>> START Source material

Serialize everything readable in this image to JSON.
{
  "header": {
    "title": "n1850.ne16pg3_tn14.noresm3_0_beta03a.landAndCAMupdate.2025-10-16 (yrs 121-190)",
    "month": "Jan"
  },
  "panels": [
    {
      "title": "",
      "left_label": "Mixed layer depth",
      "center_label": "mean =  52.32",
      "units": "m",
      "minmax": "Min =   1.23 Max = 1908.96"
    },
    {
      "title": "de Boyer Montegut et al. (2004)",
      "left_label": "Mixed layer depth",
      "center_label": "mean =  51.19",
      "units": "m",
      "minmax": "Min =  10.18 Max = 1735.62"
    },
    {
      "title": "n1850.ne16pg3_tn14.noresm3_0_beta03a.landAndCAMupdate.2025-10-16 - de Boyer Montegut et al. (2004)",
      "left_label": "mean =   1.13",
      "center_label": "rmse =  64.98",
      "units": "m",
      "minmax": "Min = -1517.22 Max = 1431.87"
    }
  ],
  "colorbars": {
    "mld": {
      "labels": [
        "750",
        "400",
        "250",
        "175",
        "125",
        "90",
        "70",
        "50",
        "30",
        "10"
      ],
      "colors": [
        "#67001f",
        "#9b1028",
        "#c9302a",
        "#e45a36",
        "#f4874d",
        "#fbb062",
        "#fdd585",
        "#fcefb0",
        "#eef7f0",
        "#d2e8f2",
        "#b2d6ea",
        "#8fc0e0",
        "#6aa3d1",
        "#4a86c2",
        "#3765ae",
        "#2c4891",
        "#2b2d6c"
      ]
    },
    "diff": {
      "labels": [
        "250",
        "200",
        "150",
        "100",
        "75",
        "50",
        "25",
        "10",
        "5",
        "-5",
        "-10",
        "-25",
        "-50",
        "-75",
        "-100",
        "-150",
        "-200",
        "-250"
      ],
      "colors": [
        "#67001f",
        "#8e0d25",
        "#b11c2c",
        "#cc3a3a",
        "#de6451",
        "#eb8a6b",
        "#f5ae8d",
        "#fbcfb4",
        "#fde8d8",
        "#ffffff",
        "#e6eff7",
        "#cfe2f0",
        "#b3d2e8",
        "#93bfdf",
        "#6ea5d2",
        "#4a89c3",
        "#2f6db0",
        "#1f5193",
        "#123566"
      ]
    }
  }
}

>> END Source material

Problem to work on: Transcribe every record above exactly as it appears.

Answer for the task:
Serialize everything readable in this image to JSON.
{
  "header": {
    "title": "n1850.ne16pg3_tn14.noresm3_0_beta03a.landAndCAMupdate.2025-10-16 (yrs 121-190)",
    "month": "Jan"
  },
  "panels": [
    {
      "title": "",
      "left_label": "Mixed layer depth",
      "center_label": "mean =  52.32",
      "units": "m",
      "minmax": "Min =   1.23 Max = 1908.96"
    },
    {
      "title": "de Boyer Montegut et al. (2004)",
      "left_label": "Mixed layer depth",
      "center_label": "mean =  51.19",
      "units": "m",
      "minmax": "Min =  10.18 Max = 1735.62"
    },
    {
      "title": "n1850.ne16pg3_tn14.noresm3_0_beta03a.landAndCAMupdate.2025-10-16 - de Boyer Montegut et al. (2004)",
      "left_label": "mean =   1.13",
      "center_label": "rmse =  64.98",
      "units": "m",
      "minmax": "Min = -1517.22 Max = 1431.87"
    }
  ],
  "colorbars": {
    "mld": {
      "labels": [
        "750",
        "400",
        "250",
        "175",
        "125",
        "90",
        "70",
        "50",
        "30",
        "10"
      ],
      "colors": [
        "#67001f",
        "#9b1028",
        "#c9302a",
        "#e45a36",
        "#f4874d",
        "#fbb062",
        "#fdd585",
        "#fcefb0",
        "#eef7f0",
        "#d2e8f2",
        "#b2d6ea",
        "#8fc0e0",
        "#6aa3d1",
        "#4a86c2",
        "#3765ae",
        "#2c4891",
        "#2b2d6c"
      ]
    },
    "diff": {
      "labels": [
        "250",
        "200",
        "150",
        "100",
        "75",
        "50",
        "25",
        "10",
        "5",
        "-5",
        "-10",
        "-25",
        "-50",
        "-75",
        "-100",
        "-150",
        "-200",
        "-250"
      ],
      "colors": [
        "#67001f",
        "#8e0d25",
        "#b11c2c",
        "#cc3a3a",
        "#de6451",
        "#eb8a6b",
        "#f5ae8d",
        "#fbcfb4",
        "#fde8d8",
        "#ffffff",
        "#e6eff7",
        "#cfe2f0",
        "#b3d2e8",
        "#93bfdf",
        "#6ea5d2",
        "#4a89c3",
        "#2f6db0",
        "#1f5193",
        "#123566"
      ]
    }
  }
}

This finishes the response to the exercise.